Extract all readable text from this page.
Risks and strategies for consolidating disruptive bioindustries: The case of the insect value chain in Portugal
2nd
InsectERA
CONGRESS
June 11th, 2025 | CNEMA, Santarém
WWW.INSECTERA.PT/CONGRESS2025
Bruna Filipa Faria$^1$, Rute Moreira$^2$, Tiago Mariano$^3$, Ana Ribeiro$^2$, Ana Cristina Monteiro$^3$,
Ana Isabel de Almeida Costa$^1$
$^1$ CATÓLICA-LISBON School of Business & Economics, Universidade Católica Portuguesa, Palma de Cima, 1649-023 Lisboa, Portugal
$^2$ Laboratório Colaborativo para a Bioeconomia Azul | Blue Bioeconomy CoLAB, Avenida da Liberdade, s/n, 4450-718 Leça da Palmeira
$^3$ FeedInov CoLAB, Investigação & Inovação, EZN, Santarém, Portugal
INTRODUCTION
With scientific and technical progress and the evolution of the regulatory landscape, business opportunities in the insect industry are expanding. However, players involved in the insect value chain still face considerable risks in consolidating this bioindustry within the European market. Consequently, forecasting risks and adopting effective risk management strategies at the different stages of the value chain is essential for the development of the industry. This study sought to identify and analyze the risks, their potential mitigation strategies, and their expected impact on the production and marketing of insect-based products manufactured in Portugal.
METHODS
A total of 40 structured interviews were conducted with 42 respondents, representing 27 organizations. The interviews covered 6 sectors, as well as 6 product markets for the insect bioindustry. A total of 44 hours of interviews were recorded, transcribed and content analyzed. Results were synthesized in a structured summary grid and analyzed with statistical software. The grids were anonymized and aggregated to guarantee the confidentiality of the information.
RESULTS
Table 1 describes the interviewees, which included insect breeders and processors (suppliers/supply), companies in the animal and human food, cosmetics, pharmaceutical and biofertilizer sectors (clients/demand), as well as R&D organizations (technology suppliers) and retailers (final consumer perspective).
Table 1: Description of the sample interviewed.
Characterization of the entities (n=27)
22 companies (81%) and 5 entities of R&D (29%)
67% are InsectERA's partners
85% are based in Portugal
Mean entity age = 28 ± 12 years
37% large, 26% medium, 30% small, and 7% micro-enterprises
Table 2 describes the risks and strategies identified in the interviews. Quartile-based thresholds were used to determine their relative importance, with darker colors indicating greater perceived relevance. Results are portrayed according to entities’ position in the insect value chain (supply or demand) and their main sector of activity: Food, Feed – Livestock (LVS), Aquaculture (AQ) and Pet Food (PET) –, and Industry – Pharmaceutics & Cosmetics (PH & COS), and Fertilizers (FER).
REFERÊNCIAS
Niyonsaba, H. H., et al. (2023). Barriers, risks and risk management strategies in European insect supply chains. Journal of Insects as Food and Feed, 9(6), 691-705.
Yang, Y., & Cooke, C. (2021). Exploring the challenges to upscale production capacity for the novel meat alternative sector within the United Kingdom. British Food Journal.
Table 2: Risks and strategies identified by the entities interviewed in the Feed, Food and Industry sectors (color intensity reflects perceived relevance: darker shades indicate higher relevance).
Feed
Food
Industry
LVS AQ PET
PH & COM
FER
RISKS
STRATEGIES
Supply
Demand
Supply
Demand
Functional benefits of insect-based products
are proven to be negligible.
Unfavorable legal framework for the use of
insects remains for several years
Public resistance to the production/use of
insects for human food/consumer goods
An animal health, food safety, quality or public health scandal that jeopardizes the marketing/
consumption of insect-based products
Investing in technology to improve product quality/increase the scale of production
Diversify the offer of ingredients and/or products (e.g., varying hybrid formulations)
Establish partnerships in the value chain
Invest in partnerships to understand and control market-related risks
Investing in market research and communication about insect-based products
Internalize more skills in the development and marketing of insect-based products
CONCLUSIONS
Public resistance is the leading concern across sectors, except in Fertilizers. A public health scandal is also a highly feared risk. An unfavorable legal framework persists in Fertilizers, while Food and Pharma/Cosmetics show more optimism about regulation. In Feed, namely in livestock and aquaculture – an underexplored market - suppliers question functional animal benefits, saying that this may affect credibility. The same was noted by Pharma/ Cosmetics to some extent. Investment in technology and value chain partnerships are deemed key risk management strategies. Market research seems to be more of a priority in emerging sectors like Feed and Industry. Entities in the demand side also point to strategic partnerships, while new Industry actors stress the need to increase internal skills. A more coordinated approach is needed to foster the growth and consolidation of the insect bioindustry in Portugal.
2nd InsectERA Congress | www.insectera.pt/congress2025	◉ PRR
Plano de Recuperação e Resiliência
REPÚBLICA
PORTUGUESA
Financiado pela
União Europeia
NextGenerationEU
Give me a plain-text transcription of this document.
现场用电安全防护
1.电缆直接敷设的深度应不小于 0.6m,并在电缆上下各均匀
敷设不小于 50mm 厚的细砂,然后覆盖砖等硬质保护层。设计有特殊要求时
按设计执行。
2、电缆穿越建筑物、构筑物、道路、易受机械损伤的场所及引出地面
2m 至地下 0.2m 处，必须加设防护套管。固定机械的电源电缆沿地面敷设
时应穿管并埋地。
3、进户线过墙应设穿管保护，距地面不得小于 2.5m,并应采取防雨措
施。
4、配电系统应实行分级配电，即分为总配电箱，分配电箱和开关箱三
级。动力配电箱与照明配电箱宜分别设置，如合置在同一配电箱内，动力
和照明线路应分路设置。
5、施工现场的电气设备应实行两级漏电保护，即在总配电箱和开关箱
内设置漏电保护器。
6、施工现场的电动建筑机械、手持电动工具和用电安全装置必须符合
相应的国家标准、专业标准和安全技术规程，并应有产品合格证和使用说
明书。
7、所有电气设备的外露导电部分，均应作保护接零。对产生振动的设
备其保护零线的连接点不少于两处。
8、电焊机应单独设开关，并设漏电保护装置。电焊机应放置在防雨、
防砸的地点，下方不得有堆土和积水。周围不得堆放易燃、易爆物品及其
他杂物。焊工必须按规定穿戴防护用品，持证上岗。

- - - - - - -

**Task:**
From the "Give me a plain-text" line to the close of the listing, restate each line word for word.

**Task answer:**
Give me a plain-text transcription of this document.
现场用电安全防护
1.电缆直接敷设的深度应不小于 0.6m,并在电缆上下各均匀
敷设不小于 50mm 厚的细砂,然后覆盖砖等硬质保护层。设计有特殊要求时
按设计执行。
2、电缆穿越建筑物、构筑物、道路、易受机械损伤的场所及引出地面
2m 至地下 0.2m 处，必须加设防护套管。固定机械的电源电缆沿地面敷设
时应穿管并埋地。
3、进户线过墙应设穿管保护，距地面不得小于 2.5m,并应采取防雨措
施。
4、配电系统应实行分级配电，即分为总配电箱，分配电箱和开关箱三
级。动力配电箱与照明配电箱宜分别设置，如合置在同一配电箱内，动力
和照明线路应分路设置。
5、施工现场的电气设备应实行两级漏电保护，即在总配电箱和开关箱
内设置漏电保护器。
6、施工现场的电动建筑机械、手持电动工具和用电安全装置必须符合
相应的国家标准、专业标准和安全技术规程，并应有产品合格证和使用说
明书。
7、所有电气设备的外露导电部分，均应作保护接零。对产生振动的设
备其保护零线的连接点不少于两处。
8、电焊机应单独设开关，并设漏电保护装置。电焊机应放置在防雨、
防砸的地点，下方不得有堆土和积水。周围不得堆放易燃、易爆物品及其
他杂物。焊工必须按规定穿戴防护用品，持证上岗。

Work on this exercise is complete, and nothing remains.